-- START OF Material --

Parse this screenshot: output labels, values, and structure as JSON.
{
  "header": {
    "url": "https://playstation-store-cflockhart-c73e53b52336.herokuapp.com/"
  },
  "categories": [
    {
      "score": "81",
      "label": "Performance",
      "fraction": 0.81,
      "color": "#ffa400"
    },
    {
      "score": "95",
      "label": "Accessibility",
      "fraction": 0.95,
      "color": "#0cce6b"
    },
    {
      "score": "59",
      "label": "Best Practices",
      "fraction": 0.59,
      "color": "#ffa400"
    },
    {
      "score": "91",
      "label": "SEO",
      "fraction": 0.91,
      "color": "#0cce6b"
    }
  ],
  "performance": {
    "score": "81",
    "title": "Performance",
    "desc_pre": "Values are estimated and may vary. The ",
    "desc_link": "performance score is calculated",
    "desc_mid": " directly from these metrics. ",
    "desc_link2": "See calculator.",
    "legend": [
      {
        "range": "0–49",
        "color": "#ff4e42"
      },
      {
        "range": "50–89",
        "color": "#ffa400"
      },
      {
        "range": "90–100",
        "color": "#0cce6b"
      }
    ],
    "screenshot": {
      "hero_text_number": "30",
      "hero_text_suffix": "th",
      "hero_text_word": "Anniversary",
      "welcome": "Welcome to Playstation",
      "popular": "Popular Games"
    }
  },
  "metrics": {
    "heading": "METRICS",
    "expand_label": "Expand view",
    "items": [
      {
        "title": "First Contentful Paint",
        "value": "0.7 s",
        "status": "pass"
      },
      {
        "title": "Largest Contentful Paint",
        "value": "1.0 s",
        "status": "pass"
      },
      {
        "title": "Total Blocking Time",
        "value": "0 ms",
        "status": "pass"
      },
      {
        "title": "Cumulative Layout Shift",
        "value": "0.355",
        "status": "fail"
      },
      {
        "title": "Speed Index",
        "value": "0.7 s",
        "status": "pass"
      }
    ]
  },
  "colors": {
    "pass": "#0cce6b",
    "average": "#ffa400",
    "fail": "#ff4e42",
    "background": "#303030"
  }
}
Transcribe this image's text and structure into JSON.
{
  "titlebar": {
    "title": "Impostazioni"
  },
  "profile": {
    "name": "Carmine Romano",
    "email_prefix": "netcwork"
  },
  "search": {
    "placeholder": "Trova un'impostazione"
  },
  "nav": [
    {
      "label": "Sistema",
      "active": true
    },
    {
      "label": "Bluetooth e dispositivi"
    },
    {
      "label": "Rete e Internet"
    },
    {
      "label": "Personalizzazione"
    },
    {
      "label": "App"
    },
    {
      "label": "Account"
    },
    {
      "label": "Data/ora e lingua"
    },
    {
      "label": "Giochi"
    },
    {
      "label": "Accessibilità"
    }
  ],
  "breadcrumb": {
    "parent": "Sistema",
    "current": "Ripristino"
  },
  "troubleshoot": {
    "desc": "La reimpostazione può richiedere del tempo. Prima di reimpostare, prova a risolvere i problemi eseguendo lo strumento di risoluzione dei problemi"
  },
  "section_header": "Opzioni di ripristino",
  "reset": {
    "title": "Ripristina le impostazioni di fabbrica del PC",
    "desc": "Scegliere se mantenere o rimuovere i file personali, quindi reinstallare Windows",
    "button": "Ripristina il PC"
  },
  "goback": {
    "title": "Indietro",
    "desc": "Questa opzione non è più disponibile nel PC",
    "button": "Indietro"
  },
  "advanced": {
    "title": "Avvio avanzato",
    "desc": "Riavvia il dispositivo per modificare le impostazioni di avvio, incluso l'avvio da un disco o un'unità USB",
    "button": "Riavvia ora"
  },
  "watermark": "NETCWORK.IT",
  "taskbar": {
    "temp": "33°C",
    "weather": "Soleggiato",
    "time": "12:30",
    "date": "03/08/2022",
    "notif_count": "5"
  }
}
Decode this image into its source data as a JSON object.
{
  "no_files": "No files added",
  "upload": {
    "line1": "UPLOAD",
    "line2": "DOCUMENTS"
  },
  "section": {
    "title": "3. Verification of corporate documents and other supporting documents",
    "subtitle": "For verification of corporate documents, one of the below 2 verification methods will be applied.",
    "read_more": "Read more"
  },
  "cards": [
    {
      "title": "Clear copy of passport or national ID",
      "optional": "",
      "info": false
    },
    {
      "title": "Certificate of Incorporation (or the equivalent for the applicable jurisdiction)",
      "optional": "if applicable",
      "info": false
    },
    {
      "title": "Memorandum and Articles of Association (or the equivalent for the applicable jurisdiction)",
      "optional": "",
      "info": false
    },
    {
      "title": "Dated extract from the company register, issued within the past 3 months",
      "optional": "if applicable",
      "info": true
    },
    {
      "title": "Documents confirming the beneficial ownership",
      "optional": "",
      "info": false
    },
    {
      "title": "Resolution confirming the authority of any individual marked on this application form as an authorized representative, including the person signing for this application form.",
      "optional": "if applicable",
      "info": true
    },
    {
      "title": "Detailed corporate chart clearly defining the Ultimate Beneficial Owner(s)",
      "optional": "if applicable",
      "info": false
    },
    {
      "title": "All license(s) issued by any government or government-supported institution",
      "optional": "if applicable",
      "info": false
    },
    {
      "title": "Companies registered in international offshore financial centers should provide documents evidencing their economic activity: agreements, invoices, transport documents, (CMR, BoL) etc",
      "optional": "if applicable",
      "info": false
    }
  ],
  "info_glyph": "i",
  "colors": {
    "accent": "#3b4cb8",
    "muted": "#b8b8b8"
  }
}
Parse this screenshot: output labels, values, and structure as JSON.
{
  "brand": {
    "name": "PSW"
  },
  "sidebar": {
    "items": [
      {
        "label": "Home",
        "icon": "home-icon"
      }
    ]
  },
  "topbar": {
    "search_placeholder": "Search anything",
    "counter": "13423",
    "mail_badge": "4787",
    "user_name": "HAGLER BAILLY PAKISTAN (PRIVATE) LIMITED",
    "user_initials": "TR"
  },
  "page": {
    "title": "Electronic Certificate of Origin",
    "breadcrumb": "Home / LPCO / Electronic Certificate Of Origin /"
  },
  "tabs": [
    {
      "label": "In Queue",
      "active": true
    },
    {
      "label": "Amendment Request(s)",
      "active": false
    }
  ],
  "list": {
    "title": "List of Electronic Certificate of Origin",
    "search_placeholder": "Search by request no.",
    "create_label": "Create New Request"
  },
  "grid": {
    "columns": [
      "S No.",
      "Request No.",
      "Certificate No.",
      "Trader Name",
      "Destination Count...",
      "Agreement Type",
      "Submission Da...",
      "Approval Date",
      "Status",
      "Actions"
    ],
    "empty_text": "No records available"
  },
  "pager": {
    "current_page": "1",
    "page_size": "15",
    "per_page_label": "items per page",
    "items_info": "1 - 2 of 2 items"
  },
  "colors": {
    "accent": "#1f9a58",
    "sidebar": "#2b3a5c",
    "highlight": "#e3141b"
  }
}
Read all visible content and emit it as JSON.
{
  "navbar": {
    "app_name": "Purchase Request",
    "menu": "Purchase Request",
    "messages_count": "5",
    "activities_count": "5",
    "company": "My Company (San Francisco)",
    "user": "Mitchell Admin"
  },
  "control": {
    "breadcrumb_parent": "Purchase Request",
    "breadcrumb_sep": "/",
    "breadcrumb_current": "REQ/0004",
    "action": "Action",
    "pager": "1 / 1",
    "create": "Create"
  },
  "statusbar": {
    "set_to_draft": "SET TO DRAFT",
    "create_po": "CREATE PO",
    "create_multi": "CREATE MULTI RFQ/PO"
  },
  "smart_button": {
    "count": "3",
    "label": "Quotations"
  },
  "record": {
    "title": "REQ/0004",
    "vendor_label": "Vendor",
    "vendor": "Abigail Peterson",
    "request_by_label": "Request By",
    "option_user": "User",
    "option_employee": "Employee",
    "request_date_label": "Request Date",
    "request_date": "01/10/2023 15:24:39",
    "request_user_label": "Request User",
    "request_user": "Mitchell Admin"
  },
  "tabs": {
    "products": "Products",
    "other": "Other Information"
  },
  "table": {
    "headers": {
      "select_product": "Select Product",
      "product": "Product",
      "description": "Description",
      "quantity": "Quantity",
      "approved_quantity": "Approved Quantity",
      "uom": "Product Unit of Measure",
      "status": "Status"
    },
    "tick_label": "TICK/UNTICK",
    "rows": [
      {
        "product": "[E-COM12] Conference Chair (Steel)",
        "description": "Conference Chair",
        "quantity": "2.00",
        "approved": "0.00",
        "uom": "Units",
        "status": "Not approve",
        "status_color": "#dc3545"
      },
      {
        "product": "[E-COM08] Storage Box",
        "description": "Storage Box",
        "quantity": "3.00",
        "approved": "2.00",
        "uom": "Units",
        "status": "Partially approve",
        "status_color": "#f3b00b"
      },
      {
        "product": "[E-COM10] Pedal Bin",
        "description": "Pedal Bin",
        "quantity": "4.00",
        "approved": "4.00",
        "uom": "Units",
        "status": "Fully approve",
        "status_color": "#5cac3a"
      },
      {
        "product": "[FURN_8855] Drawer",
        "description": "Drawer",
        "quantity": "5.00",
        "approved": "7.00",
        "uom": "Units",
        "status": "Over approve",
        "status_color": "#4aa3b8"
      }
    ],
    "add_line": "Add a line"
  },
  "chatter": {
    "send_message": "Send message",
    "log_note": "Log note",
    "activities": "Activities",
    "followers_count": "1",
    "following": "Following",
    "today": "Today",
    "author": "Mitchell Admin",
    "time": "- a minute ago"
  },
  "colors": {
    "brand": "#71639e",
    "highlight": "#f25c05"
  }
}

-- END OF Material --

**Stated exercise:**
Working from the material above, state how many lines contain "Ripristina"; give only the number.

**Written response:**
2